Dataset records:
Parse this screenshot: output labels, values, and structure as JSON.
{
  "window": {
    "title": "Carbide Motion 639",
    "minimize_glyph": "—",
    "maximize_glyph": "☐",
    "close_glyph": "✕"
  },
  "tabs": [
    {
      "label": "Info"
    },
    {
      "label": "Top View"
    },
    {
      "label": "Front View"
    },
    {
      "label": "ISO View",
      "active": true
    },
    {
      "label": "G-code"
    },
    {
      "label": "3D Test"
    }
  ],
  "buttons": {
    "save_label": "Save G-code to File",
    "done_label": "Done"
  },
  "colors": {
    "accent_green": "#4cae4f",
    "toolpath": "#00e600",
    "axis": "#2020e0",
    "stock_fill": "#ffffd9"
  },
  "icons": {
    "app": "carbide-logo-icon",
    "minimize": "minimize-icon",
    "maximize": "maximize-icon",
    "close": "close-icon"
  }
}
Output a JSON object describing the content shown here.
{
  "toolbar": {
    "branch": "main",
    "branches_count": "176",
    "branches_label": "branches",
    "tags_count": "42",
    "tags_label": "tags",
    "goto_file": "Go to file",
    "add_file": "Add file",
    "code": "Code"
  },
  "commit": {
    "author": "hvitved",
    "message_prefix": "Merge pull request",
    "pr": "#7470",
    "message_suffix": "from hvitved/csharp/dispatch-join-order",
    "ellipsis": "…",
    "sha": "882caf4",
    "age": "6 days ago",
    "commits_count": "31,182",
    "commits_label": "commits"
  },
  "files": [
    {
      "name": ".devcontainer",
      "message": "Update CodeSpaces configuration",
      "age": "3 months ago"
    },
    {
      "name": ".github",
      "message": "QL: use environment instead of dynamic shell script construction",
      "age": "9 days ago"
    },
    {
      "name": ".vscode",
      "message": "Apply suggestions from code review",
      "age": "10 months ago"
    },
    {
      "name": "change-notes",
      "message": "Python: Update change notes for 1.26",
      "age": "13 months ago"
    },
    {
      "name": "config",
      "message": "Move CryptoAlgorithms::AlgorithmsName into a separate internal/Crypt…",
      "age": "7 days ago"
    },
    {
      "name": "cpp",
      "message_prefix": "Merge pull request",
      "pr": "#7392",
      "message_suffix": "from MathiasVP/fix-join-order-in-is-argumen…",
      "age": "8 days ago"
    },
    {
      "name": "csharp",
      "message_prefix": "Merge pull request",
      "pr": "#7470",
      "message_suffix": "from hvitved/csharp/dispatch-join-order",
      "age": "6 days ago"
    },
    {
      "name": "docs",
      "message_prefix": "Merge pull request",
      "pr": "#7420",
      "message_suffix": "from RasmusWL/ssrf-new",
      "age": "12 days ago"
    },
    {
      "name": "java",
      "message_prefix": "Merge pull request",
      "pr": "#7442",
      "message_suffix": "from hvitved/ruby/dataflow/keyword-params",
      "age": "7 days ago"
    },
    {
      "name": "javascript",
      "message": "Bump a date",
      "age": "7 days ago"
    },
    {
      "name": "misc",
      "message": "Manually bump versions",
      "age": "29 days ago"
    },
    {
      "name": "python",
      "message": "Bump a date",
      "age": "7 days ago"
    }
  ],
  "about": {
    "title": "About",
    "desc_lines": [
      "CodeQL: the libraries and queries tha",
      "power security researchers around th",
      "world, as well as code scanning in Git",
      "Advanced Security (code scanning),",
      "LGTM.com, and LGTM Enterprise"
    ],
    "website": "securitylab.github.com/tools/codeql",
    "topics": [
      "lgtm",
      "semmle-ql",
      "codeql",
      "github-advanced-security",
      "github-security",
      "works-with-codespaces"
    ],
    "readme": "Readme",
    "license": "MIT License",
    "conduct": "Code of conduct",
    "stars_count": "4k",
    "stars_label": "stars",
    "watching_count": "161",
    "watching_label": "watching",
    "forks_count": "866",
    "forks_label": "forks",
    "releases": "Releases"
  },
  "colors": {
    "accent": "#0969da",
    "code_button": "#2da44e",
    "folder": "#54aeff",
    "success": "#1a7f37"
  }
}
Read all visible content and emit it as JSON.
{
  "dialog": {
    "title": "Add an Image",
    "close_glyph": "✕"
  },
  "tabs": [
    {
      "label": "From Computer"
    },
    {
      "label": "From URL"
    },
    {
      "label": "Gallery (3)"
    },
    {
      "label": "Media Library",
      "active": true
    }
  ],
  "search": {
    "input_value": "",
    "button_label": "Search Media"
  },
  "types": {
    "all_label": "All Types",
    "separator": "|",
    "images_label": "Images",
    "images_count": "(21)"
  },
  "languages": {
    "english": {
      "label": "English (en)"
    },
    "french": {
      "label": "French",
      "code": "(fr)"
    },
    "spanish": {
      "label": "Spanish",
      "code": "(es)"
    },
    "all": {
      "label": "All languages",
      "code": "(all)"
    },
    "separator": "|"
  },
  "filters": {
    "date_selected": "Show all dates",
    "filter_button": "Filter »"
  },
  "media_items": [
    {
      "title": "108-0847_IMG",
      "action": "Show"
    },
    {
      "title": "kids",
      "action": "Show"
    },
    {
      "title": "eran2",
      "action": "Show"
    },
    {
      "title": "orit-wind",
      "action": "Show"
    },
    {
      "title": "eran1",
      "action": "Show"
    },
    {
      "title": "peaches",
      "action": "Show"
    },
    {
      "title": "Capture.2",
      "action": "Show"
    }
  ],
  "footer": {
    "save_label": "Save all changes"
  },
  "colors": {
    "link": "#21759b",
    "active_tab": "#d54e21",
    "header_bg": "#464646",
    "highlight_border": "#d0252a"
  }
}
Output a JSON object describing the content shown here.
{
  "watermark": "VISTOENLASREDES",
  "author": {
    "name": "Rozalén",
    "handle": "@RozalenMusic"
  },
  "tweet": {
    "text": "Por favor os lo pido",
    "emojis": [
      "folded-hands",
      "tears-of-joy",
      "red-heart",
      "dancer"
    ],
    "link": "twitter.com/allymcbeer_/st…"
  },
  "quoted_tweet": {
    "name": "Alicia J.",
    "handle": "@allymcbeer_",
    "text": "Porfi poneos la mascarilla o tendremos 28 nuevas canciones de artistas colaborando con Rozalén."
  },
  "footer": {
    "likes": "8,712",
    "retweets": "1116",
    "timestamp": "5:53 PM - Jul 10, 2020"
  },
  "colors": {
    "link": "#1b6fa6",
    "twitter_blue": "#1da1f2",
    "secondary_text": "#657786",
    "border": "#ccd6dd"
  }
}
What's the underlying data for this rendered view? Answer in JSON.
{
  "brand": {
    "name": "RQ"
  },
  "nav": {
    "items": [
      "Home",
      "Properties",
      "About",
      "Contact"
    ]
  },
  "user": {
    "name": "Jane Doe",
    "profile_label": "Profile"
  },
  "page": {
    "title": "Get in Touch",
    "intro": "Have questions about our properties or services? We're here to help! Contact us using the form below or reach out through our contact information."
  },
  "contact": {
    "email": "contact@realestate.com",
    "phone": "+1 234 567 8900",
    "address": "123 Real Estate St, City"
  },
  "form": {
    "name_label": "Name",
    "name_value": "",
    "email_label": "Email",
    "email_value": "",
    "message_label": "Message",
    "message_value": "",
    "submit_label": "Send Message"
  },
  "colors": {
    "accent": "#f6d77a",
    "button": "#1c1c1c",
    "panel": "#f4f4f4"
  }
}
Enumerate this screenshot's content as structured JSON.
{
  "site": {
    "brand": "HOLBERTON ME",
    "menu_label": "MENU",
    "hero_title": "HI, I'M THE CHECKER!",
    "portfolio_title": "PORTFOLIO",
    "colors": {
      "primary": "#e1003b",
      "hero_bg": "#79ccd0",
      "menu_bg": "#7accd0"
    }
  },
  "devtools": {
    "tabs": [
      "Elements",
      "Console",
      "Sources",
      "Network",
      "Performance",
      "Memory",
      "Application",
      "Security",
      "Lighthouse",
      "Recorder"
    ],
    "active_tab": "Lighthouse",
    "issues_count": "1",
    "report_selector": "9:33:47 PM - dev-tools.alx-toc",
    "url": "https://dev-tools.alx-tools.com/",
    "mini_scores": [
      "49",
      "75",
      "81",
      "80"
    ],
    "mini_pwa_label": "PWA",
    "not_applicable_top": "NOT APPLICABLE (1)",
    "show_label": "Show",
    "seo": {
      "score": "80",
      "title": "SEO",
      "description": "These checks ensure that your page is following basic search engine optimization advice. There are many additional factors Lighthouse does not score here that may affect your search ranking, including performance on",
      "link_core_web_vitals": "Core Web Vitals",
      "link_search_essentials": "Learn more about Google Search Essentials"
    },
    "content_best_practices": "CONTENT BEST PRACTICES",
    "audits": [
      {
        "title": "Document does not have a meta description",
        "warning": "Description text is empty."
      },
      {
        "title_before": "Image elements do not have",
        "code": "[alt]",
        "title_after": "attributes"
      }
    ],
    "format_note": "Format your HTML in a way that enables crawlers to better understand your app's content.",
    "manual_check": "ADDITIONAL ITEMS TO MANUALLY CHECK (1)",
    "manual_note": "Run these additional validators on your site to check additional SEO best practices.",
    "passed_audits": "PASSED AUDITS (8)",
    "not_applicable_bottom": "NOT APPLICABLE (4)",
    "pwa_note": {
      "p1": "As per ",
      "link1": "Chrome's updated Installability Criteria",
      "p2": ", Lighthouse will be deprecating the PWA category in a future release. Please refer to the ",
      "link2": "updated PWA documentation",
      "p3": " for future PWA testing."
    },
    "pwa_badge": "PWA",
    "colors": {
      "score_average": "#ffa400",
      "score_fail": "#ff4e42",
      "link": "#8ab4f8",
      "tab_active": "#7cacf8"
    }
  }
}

WORK REQUIRED
For the entries above, state how many lines contain the word "csharp". Provide the number by itself.

RESULT BELOW
3